--- Figure contents as structured data ---

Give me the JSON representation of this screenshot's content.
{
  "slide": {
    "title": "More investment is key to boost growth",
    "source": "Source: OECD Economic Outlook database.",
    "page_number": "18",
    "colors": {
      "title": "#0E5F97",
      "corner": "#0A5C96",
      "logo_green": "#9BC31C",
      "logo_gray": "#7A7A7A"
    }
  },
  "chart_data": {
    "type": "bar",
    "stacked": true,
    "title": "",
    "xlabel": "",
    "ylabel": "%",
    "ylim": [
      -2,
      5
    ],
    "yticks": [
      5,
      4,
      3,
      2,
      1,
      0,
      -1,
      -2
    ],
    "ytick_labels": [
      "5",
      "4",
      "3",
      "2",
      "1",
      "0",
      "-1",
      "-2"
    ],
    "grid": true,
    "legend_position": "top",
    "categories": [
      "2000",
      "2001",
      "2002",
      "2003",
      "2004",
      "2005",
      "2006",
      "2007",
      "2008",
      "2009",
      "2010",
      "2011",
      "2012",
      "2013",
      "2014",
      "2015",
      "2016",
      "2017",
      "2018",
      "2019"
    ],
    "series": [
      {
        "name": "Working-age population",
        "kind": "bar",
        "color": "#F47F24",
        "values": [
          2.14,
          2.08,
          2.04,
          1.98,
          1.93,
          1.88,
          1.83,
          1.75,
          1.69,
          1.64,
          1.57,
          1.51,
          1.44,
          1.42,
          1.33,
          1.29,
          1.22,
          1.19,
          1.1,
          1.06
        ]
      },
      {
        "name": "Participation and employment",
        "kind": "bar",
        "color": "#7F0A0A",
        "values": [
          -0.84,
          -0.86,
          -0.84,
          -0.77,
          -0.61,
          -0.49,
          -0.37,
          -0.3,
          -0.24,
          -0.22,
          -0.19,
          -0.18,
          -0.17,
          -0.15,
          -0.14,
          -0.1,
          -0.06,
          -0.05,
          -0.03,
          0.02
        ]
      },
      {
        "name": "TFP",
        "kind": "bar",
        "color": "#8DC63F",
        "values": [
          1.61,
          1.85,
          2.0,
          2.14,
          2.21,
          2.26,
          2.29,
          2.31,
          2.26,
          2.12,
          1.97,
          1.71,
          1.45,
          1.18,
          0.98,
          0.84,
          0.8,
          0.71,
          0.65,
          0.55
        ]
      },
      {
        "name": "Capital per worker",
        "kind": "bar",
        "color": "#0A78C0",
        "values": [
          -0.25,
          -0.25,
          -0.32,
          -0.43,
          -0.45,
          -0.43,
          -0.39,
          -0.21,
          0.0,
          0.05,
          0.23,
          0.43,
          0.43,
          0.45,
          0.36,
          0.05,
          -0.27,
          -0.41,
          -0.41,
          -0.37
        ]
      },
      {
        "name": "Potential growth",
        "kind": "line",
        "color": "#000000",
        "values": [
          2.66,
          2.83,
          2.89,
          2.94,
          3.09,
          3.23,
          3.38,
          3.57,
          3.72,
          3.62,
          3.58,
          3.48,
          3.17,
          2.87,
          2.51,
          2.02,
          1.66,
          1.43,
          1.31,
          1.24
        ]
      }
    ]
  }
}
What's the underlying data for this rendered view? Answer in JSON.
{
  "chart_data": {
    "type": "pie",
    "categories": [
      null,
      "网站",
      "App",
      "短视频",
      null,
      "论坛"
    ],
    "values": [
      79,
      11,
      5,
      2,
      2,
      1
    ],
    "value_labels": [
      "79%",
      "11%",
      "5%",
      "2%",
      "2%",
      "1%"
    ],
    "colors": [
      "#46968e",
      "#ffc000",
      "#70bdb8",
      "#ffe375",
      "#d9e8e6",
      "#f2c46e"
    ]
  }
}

--- GIVEN REQUEST ---
Output the whole listing above again, word for word.

--- OUTPUT ---
Give me the JSON representation of this screenshot's content.
{
  "slide": {
    "title": "More investment is key to boost growth",
    "source": "Source: OECD Economic Outlook database.",
    "page_number": "18",
    "colors": {
      "title": "#0E5F97",
      "corner": "#0A5C96",
      "logo_green": "#9BC31C",
      "logo_gray": "#7A7A7A"
    }
  },
  "chart_data": {
    "type": "bar",
    "stacked": true,
    "title": "",
    "xlabel": "",
    "ylabel": "%",
    "ylim": [
      -2,
      5
    ],
    "yticks": [
      5,
      4,
      3,
      2,
      1,
      0,
      -1,
      -2
    ],
    "ytick_labels": [
      "5",
      "4",
      "3",
      "2",
      "1",
      "0",
      "-1",
      "-2"
    ],
    "grid": true,
    "legend_position": "top",
    "categories": [
      "2000",
      "2001",
      "2002",
      "2003",
      "2004",
      "2005",
      "2006",
      "2007",
      "2008",
      "2009",
      "2010",
      "2011",
      "2012",
      "2013",
      "2014",
      "2015",
      "2016",
      "2017",
      "2018",
      "2019"
    ],
    "series": [
      {
        "name": "Working-age population",
        "kind": "bar",
        "color": "#F47F24",
        "values": [
          2.14,
          2.08,
          2.04,
          1.98,
          1.93,
          1.88,
          1.83,
          1.75,
          1.69,
          1.64,
          1.57,
          1.51,
          1.44,
          1.42,
          1.33,
          1.29,
          1.22,
          1.19,
          1.1,
          1.06
        ]
      },
      {
        "name": "Participation and employment",
        "kind": "bar",
        "color": "#7F0A0A",
        "values": [
          -0.84,
          -0.86,
          -0.84,
          -0.77,
          -0.61,
          -0.49,
          -0.37,
          -0.3,
          -0.24,
          -0.22,
          -0.19,
          -0.18,
          -0.17,
          -0.15,
          -0.14,
          -0.1,
          -0.06,
          -0.05,
          -0.03,
          0.02
        ]
      },
      {
        "name": "TFP",
        "kind": "bar",
        "color": "#8DC63F",
        "values": [
          1.61,
          1.85,
          2.0,
          2.14,
          2.21,
          2.26,
          2.29,
          2.31,
          2.26,
          2.12,
          1.97,
          1.71,
          1.45,
          1.18,
          0.98,
          0.84,
          0.8,
          0.71,
          0.65,
          0.55
        ]
      },
      {
        "name": "Capital per worker",
        "kind": "bar",
        "color": "#0A78C0",
        "values": [
          -0.25,
          -0.25,
          -0.32,
          -0.43,
          -0.45,
          -0.43,
          -0.39,
          -0.21,
          0.0,
          0.05,
          0.23,
          0.43,
          0.43,
          0.45,
          0.36,
          0.05,
          -0.27,
          -0.41,
          -0.41,
          -0.37
        ]
      },
      {
        "name": "Potential growth",
        "kind": "line",
        "color": "#000000",
        "values": [
          2.66,
          2.83,
          2.89,
          2.94,
          3.09,
          3.23,
          3.38,
          3.57,
          3.72,
          3.62,
          3.58,
          3.48,
          3.17,
          2.87,
          2.51,
          2.02,
          1.66,
          1.43,
          1.31,
          1.24
        ]
      }
    ]
  }
}
What's the underlying data for this rendered view? Answer in JSON.
{
  "chart_data": {
    "type": "pie",
    "categories": [
      null,
      "网站",
      "App",
      "短视频",
      null,
      "论坛"
    ],
    "values": [
      79,
      11,
      5,
      2,
      2,
      1
    ],
    "value_labels": [
      "79%",
      "11%",
      "5%",
      "2%",
      "2%",
      "1%"
    ],
    "colors": [
      "#46968e",
      "#ffc000",
      "#70bdb8",
      "#ffe375",
      "#d9e8e6",
      "#f2c46e"
    ]
  }
}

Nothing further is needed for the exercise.